● Work to be completed
Copy every line of the items below without changing anything.

● Material for this exercise

*-*-*

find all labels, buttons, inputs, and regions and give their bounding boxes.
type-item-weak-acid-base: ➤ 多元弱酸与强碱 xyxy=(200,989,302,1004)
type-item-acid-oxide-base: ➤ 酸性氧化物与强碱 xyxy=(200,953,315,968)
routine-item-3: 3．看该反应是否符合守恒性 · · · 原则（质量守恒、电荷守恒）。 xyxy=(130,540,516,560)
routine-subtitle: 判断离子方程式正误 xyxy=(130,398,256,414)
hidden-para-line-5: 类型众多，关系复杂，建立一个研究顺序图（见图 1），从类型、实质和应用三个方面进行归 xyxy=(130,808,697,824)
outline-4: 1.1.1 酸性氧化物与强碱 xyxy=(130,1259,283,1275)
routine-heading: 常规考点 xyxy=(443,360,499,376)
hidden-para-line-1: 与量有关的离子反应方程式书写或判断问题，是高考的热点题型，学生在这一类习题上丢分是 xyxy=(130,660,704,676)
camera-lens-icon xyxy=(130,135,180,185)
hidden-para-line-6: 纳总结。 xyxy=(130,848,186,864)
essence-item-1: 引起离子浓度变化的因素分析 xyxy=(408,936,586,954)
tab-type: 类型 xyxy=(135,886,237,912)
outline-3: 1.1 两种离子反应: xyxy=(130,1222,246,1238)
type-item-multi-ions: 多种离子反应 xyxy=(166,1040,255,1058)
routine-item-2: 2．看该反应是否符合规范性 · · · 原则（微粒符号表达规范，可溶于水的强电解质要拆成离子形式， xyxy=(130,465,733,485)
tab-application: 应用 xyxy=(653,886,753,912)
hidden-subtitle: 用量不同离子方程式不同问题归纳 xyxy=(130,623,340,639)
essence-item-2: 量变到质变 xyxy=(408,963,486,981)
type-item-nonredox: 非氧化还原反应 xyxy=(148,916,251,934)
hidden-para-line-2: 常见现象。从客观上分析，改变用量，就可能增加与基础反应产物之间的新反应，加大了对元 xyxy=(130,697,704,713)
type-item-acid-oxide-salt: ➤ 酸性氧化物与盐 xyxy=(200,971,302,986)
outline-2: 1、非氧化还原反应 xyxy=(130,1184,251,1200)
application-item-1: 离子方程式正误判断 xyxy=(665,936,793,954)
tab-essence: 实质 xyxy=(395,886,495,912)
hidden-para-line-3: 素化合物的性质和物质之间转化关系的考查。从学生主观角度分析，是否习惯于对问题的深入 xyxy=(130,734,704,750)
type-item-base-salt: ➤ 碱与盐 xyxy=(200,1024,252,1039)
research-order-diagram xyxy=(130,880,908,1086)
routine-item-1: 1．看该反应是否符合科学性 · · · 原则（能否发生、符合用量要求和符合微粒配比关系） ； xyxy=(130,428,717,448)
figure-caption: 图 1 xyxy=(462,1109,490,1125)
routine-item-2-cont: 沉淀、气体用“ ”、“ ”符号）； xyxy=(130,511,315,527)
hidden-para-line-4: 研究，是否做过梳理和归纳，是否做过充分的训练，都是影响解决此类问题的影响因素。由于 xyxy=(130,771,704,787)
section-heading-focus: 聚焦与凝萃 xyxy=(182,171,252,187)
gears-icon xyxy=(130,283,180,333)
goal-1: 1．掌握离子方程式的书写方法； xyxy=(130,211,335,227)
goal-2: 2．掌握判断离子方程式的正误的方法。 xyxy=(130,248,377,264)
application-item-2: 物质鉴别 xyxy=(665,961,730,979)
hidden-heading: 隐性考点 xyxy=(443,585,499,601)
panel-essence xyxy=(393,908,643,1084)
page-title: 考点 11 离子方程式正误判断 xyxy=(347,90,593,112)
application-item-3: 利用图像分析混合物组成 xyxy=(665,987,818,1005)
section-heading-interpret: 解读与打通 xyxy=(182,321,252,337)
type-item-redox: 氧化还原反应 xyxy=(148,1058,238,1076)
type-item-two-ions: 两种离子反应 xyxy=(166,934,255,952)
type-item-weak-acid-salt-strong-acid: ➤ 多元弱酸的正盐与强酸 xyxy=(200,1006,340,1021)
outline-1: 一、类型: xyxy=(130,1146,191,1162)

*-*-*

● Result of the exercise
find all labels, buttons, inputs, and regions and give their bounding boxes.
type-item-weak-acid-base: ➤ 多元弱酸与强碱 xyxy=(200,989,302,1004)
type-item-acid-oxide-base: ➤ 酸性氧化物与强碱 xyxy=(200,953,315,968)
routine-item-3: 3．看该反应是否符合守恒性 · · · 原则（质量守恒、电荷守恒）。 xyxy=(130,540,516,560)
routine-subtitle: 判断离子方程式正误 xyxy=(130,398,256,414)
hidden-para-line-5: 类型众多，关系复杂，建立一个研究顺序图（见图 1），从类型、实质和应用三个方面进行归 xyxy=(130,808,697,824)
outline-4: 1.1.1 酸性氧化物与强碱 xyxy=(130,1259,283,1275)
routine-heading: 常规考点 xyxy=(443,360,499,376)
hidden-para-line-1: 与量有关的离子反应方程式书写或判断问题，是高考的热点题型，学生在这一类习题上丢分是 xyxy=(130,660,704,676)
camera-lens-icon xyxy=(130,135,180,185)
hidden-para-line-6: 纳总结。 xyxy=(130,848,186,864)
essence-item-1: 引起离子浓度变化的因素分析 xyxy=(408,936,586,954)
tab-type: 类型 xyxy=(135,886,237,912)
outline-3: 1.1 两种离子反应: xyxy=(130,1222,246,1238)
type-item-multi-ions: 多种离子反应 xyxy=(166,1040,255,1058)
routine-item-2: 2．看该反应是否符合规范性 · · · 原则（微粒符号表达规范，可溶于水的强电解质要拆成离子形式， xyxy=(130,465,733,485)
tab-application: 应用 xyxy=(653,886,753,912)
hidden-subtitle: 用量不同离子方程式不同问题归纳 xyxy=(130,623,340,639)
essence-item-2: 量变到质变 xyxy=(408,963,486,981)
type-item-nonredox: 非氧化还原反应 xyxy=(148,916,251,934)
hidden-para-line-2: 常见现象。从客观上分析，改变用量，就可能增加与基础反应产物之间的新反应，加大了对元 xyxy=(130,697,704,713)
type-item-acid-oxide-salt: ➤ 酸性氧化物与盐 xyxy=(200,971,302,986)
outline-2: 1、非氧化还原反应 xyxy=(130,1184,251,1200)
application-item-1: 离子方程式正误判断 xyxy=(665,936,793,954)
tab-essence: 实质 xyxy=(395,886,495,912)
hidden-para-line-3: 素化合物的性质和物质之间转化关系的考查。从学生主观角度分析，是否习惯于对问题的深入 xyxy=(130,734,704,750)
type-item-base-salt: ➤ 碱与盐 xyxy=(200,1024,252,1039)
research-order-diagram xyxy=(130,880,908,1086)
routine-item-1: 1．看该反应是否符合科学性 · · · 原则（能否发生、符合用量要求和符合微粒配比关系） ； xyxy=(130,428,717,448)
figure-caption: 图 1 xyxy=(462,1109,490,1125)
routine-item-2-cont: 沉淀、气体用“ ”、“ ”符号）； xyxy=(130,511,315,527)
hidden-para-line-4: 研究，是否做过梳理和归纳，是否做过充分的训练，都是影响解决此类问题的影响因素。由于 xyxy=(130,771,704,787)
section-heading-focus: 聚焦与凝萃 xyxy=(182,171,252,187)
gears-icon xyxy=(130,283,180,333)
goal-1: 1．掌握离子方程式的书写方法； xyxy=(130,211,335,227)
goal-2: 2．掌握判断离子方程式的正误的方法。 xyxy=(130,248,377,264)
application-item-2: 物质鉴别 xyxy=(665,961,730,979)
hidden-heading: 隐性考点 xyxy=(443,585,499,601)
panel-essence xyxy=(393,908,643,1084)
page-title: 考点 11 离子方程式正误判断 xyxy=(347,90,593,112)
application-item-3: 利用图像分析混合物组成 xyxy=(665,987,818,1005)
section-heading-interpret: 解读与打通 xyxy=(182,321,252,337)
type-item-redox: 氧化还原反应 xyxy=(148,1058,238,1076)
type-item-two-ions: 两种离子反应 xyxy=(166,934,255,952)
type-item-weak-acid-salt-strong-acid: ➤ 多元弱酸的正盐与强酸 xyxy=(200,1006,340,1021)
outline-1: 一、类型: xyxy=(130,1146,191,1162)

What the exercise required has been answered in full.